** START **

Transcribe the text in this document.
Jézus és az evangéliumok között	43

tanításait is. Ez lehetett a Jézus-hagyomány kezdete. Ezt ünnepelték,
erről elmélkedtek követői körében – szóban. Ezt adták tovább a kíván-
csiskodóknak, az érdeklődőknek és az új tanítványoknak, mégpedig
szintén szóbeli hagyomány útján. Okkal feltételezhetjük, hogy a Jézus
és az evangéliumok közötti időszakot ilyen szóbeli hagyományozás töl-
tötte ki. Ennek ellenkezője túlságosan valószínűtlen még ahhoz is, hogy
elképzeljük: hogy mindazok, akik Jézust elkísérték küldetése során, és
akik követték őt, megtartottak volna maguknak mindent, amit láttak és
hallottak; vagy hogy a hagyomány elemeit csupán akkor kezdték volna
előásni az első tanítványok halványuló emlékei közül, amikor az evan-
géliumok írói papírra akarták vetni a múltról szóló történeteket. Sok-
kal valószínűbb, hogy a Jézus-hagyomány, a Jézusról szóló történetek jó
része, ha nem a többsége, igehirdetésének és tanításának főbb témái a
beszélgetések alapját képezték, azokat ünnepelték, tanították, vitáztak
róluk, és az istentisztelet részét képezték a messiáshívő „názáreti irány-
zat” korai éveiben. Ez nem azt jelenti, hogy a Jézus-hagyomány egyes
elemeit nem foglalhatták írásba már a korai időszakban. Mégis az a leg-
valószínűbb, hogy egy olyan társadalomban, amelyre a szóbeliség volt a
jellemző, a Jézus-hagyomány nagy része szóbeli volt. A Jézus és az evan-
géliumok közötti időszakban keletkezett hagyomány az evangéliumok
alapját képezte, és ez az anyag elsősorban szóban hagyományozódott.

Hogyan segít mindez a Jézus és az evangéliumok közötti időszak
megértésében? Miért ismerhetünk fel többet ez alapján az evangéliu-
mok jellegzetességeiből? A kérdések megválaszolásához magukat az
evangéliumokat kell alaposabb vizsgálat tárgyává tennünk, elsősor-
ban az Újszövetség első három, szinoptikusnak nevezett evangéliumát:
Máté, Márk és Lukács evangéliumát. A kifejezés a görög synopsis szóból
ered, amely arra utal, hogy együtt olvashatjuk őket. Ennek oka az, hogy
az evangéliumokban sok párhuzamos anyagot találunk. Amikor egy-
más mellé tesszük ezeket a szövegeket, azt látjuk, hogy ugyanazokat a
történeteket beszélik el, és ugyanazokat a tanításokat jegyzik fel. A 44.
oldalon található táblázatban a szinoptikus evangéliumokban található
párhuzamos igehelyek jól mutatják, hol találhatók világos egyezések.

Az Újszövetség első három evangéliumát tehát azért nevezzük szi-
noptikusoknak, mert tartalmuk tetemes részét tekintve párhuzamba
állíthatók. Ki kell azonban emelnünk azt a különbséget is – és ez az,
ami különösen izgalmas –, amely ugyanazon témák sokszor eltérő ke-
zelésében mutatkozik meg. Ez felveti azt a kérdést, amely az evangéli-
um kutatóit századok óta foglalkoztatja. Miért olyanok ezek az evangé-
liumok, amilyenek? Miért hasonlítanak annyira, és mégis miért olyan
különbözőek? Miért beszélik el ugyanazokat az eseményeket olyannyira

** END **

» OBJECTIVE
Find the lines of the material that hold the word "képezték" and report their count alone.

» THE RESPONSE
2